_Given data_.
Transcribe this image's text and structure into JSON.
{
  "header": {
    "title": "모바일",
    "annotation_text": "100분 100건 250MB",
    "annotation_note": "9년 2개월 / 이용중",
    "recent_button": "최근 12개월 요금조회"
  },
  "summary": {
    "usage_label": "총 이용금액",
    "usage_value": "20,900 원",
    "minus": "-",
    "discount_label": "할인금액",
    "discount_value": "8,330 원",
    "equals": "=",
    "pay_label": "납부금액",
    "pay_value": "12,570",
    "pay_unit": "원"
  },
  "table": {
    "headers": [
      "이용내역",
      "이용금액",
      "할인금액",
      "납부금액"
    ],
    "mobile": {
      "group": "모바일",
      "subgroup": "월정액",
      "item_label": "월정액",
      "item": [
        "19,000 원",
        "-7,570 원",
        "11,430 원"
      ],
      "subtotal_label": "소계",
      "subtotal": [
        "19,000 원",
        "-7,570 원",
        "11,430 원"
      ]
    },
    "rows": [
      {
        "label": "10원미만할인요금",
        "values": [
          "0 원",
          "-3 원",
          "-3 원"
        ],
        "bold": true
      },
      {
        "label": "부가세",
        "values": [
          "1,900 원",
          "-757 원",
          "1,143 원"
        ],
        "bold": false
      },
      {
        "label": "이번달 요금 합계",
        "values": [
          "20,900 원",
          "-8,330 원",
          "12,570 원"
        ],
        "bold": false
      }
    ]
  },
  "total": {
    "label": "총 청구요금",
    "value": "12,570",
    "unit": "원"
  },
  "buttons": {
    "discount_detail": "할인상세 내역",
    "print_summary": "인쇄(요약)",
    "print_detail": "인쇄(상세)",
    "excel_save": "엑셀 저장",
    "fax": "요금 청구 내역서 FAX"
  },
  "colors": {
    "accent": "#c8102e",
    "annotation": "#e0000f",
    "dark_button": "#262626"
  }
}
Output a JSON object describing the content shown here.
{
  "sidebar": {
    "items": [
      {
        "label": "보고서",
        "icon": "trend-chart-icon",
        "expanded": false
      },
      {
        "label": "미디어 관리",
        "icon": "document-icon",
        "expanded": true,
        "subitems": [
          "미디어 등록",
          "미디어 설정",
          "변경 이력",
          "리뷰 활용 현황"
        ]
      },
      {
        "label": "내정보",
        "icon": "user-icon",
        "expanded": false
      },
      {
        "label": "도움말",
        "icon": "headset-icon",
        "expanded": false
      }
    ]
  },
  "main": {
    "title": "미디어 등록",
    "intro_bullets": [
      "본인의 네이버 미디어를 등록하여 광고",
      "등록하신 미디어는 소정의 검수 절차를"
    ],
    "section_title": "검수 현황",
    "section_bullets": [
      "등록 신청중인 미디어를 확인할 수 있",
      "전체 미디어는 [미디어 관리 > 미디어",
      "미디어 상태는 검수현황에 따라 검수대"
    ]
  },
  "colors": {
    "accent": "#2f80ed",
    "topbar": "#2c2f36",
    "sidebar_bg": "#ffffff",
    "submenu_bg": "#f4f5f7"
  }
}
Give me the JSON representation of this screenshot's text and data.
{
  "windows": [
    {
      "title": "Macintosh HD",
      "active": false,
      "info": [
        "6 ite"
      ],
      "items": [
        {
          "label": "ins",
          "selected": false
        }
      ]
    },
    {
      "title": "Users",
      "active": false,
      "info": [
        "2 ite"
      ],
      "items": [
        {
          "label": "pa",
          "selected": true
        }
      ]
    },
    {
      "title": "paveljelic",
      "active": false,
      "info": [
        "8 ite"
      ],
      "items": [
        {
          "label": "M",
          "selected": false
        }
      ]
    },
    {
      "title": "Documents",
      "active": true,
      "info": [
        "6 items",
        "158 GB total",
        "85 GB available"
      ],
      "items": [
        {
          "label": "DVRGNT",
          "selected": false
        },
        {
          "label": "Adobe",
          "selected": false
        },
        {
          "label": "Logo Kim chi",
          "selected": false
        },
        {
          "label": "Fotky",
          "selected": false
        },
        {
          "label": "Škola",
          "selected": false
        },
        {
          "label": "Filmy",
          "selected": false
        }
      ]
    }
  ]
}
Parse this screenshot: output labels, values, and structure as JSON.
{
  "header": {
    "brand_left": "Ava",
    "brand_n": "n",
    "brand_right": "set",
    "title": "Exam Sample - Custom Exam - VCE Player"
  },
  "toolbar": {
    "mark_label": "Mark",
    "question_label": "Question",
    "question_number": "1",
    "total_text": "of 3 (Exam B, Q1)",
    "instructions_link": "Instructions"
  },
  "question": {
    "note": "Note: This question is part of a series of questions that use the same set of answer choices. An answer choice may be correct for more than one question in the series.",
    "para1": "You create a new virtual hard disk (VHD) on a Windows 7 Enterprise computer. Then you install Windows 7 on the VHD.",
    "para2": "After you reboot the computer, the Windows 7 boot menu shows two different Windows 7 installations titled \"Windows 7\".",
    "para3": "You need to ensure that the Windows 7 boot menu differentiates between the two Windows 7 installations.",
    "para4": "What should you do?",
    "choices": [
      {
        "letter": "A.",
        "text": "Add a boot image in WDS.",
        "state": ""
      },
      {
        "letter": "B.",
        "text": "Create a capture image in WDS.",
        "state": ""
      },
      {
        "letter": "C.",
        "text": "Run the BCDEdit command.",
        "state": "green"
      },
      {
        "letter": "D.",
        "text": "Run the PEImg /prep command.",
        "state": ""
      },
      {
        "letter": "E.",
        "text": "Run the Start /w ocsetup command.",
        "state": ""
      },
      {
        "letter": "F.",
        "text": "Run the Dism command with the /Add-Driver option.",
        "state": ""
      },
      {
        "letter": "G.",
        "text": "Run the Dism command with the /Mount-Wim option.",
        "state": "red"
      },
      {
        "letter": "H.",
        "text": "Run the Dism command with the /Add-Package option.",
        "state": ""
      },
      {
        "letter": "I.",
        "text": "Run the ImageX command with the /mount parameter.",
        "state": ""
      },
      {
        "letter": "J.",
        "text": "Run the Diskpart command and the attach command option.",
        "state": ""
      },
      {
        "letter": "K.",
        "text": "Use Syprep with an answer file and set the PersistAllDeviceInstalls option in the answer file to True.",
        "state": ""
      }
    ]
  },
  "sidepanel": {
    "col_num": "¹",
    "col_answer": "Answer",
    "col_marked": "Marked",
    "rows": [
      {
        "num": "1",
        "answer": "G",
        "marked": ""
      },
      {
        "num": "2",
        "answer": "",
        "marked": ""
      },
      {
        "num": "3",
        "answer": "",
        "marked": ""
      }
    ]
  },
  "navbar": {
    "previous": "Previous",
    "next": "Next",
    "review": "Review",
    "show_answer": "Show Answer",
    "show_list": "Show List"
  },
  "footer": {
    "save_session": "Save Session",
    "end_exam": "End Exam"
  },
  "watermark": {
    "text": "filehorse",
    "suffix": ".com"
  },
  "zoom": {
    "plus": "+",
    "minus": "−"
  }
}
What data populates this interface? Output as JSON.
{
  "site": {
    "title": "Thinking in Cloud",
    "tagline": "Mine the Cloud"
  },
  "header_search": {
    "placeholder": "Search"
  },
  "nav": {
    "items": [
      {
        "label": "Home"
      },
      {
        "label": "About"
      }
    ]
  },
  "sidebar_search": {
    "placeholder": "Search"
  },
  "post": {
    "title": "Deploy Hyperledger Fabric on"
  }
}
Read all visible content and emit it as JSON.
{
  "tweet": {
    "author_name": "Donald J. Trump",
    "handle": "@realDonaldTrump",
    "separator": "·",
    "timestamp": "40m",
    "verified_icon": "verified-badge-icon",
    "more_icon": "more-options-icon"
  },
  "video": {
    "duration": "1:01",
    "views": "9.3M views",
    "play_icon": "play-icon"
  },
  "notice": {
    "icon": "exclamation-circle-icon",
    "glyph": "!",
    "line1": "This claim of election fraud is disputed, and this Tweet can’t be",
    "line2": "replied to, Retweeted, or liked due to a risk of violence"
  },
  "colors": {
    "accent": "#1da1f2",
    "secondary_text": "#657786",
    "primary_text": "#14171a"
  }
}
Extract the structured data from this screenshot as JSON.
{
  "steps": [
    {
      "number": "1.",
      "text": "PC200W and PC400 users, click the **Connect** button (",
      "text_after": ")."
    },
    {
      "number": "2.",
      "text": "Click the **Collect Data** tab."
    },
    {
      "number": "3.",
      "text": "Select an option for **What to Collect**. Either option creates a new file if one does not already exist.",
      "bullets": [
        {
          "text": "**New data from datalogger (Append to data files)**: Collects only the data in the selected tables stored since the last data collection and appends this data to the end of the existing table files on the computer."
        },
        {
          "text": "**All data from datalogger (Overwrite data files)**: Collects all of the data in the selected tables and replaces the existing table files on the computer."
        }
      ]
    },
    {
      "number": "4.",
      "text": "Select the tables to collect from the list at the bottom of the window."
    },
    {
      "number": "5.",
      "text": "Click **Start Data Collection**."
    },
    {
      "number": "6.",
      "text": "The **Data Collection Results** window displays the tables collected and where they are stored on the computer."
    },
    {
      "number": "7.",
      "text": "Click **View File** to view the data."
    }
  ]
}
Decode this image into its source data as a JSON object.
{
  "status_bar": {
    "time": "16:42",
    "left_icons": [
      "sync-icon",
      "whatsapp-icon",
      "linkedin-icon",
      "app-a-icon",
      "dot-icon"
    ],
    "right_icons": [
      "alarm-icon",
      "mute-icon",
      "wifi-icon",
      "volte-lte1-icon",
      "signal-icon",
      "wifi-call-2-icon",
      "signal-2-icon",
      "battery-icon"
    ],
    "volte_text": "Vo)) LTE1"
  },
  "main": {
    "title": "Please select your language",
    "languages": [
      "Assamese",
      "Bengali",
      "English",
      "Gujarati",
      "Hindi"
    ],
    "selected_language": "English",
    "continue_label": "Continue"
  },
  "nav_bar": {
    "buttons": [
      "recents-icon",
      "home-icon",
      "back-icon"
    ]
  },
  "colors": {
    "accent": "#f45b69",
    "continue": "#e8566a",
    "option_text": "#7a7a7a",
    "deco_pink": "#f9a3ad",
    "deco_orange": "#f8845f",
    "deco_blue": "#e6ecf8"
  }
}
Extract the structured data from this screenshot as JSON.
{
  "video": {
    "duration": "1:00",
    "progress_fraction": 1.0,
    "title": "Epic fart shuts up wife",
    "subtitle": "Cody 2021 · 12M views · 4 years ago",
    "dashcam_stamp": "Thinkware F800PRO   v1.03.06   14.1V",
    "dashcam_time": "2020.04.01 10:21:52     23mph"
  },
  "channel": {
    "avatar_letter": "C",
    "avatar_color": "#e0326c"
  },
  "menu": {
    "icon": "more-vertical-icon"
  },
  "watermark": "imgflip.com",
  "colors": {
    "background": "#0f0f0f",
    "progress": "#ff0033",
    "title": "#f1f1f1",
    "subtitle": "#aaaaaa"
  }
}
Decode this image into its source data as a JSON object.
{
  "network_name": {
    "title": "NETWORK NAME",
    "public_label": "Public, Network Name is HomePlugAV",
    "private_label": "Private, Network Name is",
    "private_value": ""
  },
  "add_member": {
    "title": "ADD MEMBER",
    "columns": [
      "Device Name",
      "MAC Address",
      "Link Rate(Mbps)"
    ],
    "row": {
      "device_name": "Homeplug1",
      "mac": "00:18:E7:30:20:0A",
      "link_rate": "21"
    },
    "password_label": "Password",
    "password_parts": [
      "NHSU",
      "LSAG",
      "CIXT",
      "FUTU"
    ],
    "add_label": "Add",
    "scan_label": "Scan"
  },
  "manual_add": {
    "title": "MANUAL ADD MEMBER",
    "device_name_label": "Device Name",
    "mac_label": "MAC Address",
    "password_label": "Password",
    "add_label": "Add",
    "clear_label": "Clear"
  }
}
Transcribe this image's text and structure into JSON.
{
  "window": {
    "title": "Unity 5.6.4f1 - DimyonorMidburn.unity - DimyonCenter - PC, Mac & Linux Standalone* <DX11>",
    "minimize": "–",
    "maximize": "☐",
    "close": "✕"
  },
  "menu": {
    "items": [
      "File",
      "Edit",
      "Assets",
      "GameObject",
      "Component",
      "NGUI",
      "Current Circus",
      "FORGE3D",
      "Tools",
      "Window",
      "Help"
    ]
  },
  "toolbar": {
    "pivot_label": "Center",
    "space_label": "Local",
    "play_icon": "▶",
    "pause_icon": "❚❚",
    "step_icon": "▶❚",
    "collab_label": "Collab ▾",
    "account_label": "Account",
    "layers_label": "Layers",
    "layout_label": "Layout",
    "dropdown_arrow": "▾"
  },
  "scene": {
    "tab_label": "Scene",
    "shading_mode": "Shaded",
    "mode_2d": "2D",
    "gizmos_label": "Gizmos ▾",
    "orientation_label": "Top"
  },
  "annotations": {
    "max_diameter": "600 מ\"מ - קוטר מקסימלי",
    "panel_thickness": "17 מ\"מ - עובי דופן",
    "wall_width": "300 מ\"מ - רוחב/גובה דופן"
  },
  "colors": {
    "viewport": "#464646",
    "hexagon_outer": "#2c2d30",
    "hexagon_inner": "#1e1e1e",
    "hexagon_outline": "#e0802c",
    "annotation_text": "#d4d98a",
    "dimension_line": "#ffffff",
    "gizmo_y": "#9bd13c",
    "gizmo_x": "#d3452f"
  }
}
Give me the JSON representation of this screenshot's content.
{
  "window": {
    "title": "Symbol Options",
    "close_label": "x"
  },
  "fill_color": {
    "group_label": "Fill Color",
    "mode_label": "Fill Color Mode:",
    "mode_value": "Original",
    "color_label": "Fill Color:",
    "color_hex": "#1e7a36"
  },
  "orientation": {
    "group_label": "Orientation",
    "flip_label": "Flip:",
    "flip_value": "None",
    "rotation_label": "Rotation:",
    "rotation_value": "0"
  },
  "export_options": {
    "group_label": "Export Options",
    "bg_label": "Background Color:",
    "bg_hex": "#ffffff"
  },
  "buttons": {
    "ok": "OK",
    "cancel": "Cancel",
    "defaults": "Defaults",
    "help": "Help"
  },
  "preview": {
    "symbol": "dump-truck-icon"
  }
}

_Given problem_.
Gather every line from the entries above where the word "English" appears, and copy them.

_Reply to the exercise_.
      "English",
    "selected_language": "English",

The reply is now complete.